LESETEXT
------------

Ich fürchte, dass das bei Vermutungen bleiben wird.
Beweise müssen her, bevor ich zum Ehrenbürger Haapsalus ernannt werden kann.
Davor fürchte ich mich nicht, aber befürchtet habe ich allerdings schon im beinahe leeren Überlandbus, dass in diesem Städtchen mal wieder nichts los sein wird und so war es auch.
Der Sommer war vorbei, die Studenten wieder am studieren und wir zwei ganz alleine in Haapsalu.

Deshalb schnell mal die Straße verlassen – Landkarte hatten wir wieder einmal keine dabei – und den Weg durchs Ried eingeschlagen, der uns zum Bahnhof dieses kleinen Städtchen führte, denn wir wollten mal wieder eine Superlative begutachten.
Dem russischen Zaren war anscheinend dieser heilende Dreck nicht dreckig genug, um nicht auch seinem geschundenen Körper an einigen Stellen Linderung zu verschaffen.
Wahrscheinlich aber nicht an Wasserblasen.
Wie kommt man aber als Zar aus Petersburg nach Haapsalu?

------------

AUFGABE A
Übertrage den Satz „Wie kommt man aber als Zar aus Petersburg nach Haapsalu?“ aus dem Lesetext über Haapsalu ins Englische.
AUFGABE B
Schreibe aus dem Lesetext über Haapsalu den Abschnitt von „Beweise müssen her, bevor“ bis „war es auch.“ wortgetreu ab.
Die Einträge werden hierfür nicht gebraucht.

------------

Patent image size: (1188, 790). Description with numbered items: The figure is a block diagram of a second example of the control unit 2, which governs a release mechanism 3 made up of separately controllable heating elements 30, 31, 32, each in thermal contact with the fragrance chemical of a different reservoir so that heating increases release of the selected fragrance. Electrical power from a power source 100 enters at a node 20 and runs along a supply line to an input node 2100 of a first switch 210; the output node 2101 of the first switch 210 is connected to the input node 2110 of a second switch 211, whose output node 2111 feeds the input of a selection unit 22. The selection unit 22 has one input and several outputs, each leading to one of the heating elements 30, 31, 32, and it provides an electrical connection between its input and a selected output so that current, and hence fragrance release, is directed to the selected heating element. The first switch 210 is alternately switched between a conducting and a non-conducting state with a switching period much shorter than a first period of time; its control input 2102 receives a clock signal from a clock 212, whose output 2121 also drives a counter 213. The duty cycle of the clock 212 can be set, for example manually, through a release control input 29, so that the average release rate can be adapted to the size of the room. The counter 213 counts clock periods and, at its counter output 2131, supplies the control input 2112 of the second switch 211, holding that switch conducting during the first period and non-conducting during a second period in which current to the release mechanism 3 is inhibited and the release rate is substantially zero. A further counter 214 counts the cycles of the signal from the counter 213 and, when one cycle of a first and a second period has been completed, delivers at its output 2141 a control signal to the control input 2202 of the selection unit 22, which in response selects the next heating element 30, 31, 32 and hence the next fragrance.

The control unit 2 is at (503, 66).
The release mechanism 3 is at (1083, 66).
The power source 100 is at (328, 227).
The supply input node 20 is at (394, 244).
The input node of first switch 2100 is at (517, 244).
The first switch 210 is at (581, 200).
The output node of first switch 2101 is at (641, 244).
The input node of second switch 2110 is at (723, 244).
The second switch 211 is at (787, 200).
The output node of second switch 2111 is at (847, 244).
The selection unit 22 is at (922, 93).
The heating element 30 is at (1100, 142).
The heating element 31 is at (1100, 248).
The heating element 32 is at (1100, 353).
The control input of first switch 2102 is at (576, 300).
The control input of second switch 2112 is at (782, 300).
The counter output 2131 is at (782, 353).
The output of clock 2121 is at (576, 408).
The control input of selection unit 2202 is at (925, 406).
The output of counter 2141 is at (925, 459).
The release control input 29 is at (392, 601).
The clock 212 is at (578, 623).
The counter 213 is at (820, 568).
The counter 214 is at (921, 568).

------------

ANTWORT A
But how does one get from Petersburg to Haapsalu as a tsar?

ANTWORT B
Beweise müssen her, bevor ich zum Ehrenbürger Haapsalus ernannt werden kann.
Davor fürchte ich mich nicht, aber befürchtet habe ich allerdings schon im beinahe leeren Überlandbus, dass in diesem Städtchen mal wieder nichts los sein wird und so war es auch.